▸ Short problem: All of the material below is to be retyped exactly.

━━━━━━

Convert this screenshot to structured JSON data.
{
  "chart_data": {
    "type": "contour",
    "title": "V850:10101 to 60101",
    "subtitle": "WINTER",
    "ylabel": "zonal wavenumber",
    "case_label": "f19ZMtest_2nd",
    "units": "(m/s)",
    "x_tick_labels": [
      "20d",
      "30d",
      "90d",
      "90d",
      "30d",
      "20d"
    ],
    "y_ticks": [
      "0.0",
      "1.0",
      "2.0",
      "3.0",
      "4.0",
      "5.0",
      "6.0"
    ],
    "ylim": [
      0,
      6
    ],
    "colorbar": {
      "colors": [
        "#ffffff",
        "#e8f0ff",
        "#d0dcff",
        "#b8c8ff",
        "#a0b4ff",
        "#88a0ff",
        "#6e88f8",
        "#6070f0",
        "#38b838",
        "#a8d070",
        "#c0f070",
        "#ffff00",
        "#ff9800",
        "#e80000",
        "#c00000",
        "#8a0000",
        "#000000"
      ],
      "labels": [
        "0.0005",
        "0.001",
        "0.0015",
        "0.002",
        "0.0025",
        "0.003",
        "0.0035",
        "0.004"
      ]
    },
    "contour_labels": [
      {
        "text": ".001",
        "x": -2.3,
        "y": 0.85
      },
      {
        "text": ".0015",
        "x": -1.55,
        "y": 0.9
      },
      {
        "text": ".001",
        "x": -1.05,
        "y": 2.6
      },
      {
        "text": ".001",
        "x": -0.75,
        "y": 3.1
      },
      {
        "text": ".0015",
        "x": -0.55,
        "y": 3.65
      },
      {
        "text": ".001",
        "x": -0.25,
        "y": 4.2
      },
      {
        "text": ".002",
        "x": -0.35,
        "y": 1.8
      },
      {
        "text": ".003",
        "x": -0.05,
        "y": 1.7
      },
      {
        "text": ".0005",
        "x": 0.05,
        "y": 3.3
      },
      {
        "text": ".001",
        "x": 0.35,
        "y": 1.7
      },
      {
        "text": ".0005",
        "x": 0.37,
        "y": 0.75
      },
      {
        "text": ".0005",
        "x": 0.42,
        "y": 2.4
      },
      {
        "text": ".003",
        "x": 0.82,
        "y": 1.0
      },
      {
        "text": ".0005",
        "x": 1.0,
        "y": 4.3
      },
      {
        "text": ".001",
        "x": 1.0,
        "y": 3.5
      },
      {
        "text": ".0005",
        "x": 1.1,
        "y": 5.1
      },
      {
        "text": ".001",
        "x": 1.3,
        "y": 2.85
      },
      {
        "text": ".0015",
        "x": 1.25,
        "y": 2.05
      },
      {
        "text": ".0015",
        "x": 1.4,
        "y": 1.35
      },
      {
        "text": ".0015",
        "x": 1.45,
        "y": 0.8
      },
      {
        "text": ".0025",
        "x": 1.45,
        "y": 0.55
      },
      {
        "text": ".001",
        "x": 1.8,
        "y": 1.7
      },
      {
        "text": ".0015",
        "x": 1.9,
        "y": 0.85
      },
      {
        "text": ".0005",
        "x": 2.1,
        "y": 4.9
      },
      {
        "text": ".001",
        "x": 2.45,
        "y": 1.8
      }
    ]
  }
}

━━━━━━

▸ Finished exercise:
Convert this screenshot to structured JSON data.
{
  "chart_data": {
    "type": "contour",
    "title": "V850:10101 to 60101",
    "subtitle": "WINTER",
    "ylabel": "zonal wavenumber",
    "case_label": "f19ZMtest_2nd",
    "units": "(m/s)",
    "x_tick_labels": [
      "20d",
      "30d",
      "90d",
      "90d",
      "30d",
      "20d"
    ],
    "y_ticks": [
      "0.0",
      "1.0",
      "2.0",
      "3.0",
      "4.0",
      "5.0",
      "6.0"
    ],
    "ylim": [
      0,
      6
    ],
    "colorbar": {
      "colors": [
        "#ffffff",
        "#e8f0ff",
        "#d0dcff",
        "#b8c8ff",
        "#a0b4ff",
        "#88a0ff",
        "#6e88f8",
        "#6070f0",
        "#38b838",
        "#a8d070",
        "#c0f070",
        "#ffff00",
        "#ff9800",
        "#e80000",
        "#c00000",
        "#8a0000",
        "#000000"
      ],
      "labels": [
        "0.0005",
        "0.001",
        "0.0015",
        "0.002",
        "0.0025",
        "0.003",
        "0.0035",
        "0.004"
      ]
    },
    "contour_labels": [
      {
        "text": ".001",
        "x": -2.3,
        "y": 0.85
      },
      {
        "text": ".0015",
        "x": -1.55,
        "y": 0.9
      },
      {
        "text": ".001",
        "x": -1.05,
        "y": 2.6
      },
      {
        "text": ".001",
        "x": -0.75,
        "y": 3.1
      },
      {
        "text": ".0015",
        "x": -0.55,
        "y": 3.65
      },
      {
        "text": ".001",
        "x": -0.25,
        "y": 4.2
      },
      {
        "text": ".002",
        "x": -0.35,
        "y": 1.8
      },
      {
        "text": ".003",
        "x": -0.05,
        "y": 1.7
      },
      {
        "text": ".0005",
        "x": 0.05,
        "y": 3.3
      },
      {
        "text": ".001",
        "x": 0.35,
        "y": 1.7
      },
      {
        "text": ".0005",
        "x": 0.37,
        "y": 0.75
      },
      {
        "text": ".0005",
        "x": 0.42,
        "y": 2.4
      },
      {
        "text": ".003",
        "x": 0.82,
        "y": 1.0
      },
      {
        "text": ".0005",
        "x": 1.0,
        "y": 4.3
      },
      {
        "text": ".001",
        "x": 1.0,
        "y": 3.5
      },
      {
        "text": ".0005",
        "x": 1.1,
        "y": 5.1
      },
      {
        "text": ".001",
        "x": 1.3,
        "y": 2.85
      },
      {
        "text": ".0015",
        "x": 1.25,
        "y": 2.05
      },
      {
        "text": ".0015",
        "x": 1.4,
        "y": 1.35
      },
      {
        "text": ".0015",
        "x": 1.45,
        "y": 0.8
      },
      {
        "text": ".0025",
        "x": 1.45,
        "y": 0.55
      },
      {
        "text": ".001",
        "x": 1.8,
        "y": 1.7
      },
      {
        "text": ".0015",
        "x": 1.9,
        "y": 0.85
      },
      {
        "text": ".0005",
        "x": 2.1,
        "y": 4.9
      },
      {
        "text": ".001",
        "x": 2.45,
        "y": 1.8
      }
    ]
  }
}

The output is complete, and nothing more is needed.